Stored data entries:
..........
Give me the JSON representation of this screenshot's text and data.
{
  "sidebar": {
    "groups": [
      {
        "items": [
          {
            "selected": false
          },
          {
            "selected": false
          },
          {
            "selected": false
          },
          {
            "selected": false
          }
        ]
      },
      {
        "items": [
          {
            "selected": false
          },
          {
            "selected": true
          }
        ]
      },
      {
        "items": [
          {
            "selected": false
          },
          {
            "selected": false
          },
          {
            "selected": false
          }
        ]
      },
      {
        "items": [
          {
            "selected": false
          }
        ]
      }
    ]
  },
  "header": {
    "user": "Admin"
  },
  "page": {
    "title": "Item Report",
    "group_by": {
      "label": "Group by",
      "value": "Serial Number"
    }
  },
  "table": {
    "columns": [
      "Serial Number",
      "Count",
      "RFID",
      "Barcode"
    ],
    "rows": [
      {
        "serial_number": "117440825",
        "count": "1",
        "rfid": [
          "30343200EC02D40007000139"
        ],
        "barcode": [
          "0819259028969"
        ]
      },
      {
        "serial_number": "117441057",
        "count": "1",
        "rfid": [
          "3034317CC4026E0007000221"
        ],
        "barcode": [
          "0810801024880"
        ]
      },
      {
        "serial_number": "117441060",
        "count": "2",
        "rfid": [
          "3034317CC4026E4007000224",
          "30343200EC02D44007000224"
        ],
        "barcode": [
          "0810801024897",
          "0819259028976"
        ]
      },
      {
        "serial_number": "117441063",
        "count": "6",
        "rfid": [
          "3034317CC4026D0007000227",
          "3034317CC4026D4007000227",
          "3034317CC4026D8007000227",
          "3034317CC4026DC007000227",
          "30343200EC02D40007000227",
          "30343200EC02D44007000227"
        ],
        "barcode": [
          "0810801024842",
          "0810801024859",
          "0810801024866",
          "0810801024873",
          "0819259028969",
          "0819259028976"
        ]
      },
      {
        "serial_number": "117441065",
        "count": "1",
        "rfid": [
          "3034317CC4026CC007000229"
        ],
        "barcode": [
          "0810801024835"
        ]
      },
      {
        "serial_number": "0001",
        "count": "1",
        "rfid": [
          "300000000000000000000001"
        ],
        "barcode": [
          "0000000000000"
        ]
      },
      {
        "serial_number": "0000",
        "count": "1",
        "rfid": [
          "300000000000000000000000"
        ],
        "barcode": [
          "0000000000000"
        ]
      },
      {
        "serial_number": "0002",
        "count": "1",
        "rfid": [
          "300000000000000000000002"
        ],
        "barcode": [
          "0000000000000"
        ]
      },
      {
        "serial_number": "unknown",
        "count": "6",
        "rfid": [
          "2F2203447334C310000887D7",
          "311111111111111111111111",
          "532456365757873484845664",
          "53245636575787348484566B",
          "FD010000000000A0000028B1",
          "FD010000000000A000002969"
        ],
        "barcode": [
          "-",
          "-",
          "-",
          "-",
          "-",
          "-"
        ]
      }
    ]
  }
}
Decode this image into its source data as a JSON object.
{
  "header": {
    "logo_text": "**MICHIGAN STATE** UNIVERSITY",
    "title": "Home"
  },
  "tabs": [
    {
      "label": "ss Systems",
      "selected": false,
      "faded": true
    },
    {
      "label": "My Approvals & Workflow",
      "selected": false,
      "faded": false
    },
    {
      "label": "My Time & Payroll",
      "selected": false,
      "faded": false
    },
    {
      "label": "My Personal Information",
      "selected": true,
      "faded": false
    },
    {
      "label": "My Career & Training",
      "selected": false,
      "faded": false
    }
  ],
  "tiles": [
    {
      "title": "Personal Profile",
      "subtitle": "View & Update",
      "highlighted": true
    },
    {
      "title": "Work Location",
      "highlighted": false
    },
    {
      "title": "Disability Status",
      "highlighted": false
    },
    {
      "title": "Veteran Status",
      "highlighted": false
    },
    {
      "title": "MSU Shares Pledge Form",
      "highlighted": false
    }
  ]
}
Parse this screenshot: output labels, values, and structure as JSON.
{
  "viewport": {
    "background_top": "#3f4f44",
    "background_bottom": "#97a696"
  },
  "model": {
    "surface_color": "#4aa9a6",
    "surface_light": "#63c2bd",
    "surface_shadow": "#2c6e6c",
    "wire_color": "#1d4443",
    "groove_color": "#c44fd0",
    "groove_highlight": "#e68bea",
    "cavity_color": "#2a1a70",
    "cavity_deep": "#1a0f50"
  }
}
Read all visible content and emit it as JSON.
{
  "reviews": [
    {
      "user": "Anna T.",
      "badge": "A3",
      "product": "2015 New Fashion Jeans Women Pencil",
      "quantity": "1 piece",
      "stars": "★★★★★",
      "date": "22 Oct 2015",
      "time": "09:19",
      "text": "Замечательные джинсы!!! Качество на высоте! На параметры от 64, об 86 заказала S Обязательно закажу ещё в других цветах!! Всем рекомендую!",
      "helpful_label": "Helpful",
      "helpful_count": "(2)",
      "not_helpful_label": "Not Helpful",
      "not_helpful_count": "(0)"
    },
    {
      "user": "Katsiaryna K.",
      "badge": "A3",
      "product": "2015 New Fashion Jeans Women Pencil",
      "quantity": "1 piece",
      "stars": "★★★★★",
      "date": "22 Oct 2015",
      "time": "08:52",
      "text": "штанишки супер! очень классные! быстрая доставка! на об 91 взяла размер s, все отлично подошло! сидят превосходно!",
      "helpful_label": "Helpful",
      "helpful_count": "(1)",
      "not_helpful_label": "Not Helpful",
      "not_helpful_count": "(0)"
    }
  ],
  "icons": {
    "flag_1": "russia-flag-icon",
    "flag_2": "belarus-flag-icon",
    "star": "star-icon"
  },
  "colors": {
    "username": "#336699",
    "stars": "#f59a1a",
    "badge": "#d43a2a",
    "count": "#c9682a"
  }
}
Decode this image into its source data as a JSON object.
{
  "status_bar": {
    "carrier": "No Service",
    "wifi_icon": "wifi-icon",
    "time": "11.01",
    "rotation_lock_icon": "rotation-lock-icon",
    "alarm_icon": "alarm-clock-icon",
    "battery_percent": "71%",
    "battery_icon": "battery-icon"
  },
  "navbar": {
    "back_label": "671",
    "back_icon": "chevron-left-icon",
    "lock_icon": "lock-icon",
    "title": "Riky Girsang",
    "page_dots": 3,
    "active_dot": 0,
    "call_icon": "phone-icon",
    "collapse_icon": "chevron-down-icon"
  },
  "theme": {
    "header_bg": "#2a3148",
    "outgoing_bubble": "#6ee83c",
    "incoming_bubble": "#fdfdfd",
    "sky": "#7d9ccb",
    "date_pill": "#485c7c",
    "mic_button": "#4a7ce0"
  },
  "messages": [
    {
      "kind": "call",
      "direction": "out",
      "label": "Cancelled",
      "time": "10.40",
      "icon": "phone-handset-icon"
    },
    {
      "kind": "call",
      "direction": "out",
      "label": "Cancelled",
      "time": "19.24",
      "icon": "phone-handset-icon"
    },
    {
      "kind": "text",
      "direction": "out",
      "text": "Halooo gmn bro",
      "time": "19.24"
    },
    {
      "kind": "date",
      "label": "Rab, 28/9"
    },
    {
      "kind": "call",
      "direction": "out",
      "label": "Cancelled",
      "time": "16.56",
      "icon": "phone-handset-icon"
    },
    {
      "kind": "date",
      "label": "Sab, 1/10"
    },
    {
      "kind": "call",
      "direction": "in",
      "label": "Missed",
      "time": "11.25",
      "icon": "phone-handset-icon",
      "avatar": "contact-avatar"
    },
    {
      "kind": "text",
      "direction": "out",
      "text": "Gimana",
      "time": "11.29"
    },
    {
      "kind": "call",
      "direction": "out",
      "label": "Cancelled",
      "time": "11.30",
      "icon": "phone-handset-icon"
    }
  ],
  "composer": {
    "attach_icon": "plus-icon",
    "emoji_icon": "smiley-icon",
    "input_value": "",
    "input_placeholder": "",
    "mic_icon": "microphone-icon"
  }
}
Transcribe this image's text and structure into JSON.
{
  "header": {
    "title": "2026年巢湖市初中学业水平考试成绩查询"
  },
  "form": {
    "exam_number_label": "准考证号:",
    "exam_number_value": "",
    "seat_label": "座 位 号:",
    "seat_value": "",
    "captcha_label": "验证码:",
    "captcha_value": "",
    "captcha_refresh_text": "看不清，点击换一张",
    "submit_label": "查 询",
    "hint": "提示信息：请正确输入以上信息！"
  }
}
..........
**What you have to do:** Look for the word "chevron" and return every line where it occurs.

**Response to this exercise:**
    "back_icon": "chevron-left-icon",
    "collapse_icon": "chevron-down-icon"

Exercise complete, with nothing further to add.